**Set task**
Scan each line of the records for the word "race" and extract the ones that have it.

**Record set**
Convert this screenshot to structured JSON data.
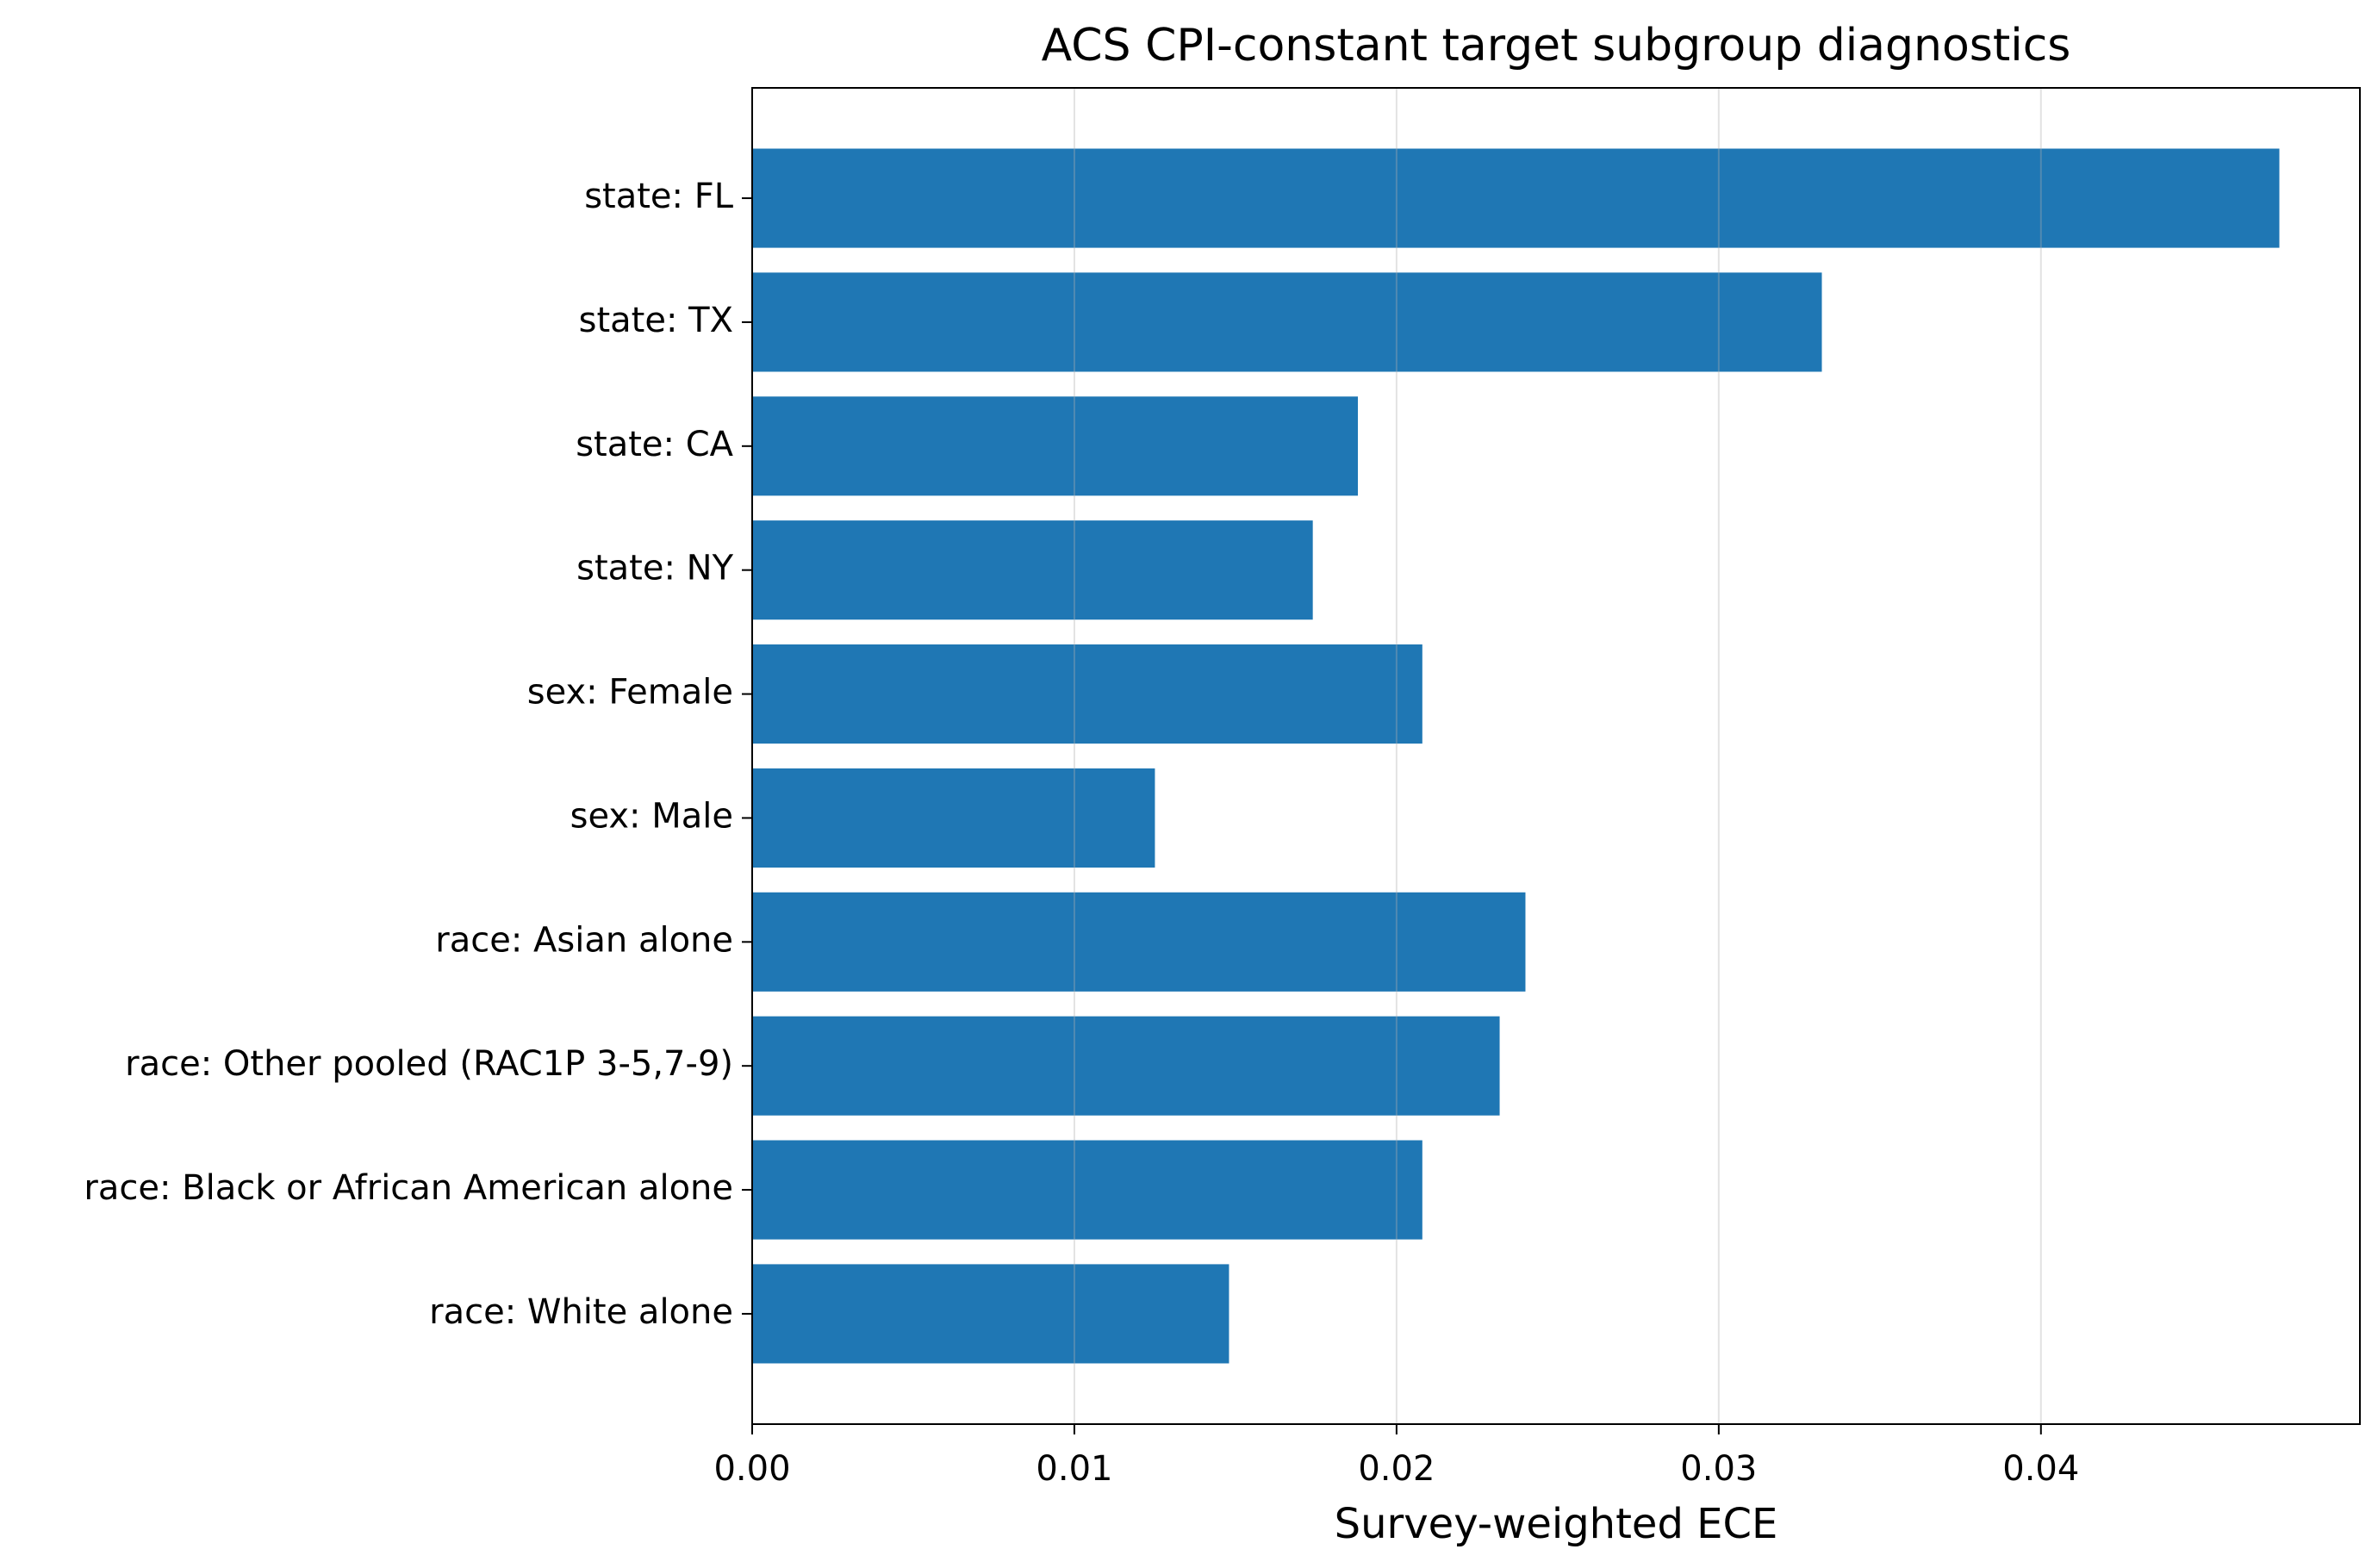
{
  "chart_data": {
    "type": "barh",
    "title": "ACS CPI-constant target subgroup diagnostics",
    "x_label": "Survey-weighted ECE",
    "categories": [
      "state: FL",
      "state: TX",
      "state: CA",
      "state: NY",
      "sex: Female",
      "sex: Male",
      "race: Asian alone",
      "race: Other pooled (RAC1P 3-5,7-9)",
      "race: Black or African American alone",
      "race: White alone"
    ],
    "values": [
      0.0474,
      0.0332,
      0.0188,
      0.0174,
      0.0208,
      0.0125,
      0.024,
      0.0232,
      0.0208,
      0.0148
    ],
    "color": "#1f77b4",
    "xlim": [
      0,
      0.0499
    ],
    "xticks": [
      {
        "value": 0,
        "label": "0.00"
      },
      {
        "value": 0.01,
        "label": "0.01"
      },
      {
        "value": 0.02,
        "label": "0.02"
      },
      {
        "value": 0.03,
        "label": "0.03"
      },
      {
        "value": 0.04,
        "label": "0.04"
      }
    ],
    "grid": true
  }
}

**Task solution**
      "race: Asian alone",
      "race: Other pooled (RAC1P 3-5,7-9)",
      "race: Black or African American alone",
      "race: White alone"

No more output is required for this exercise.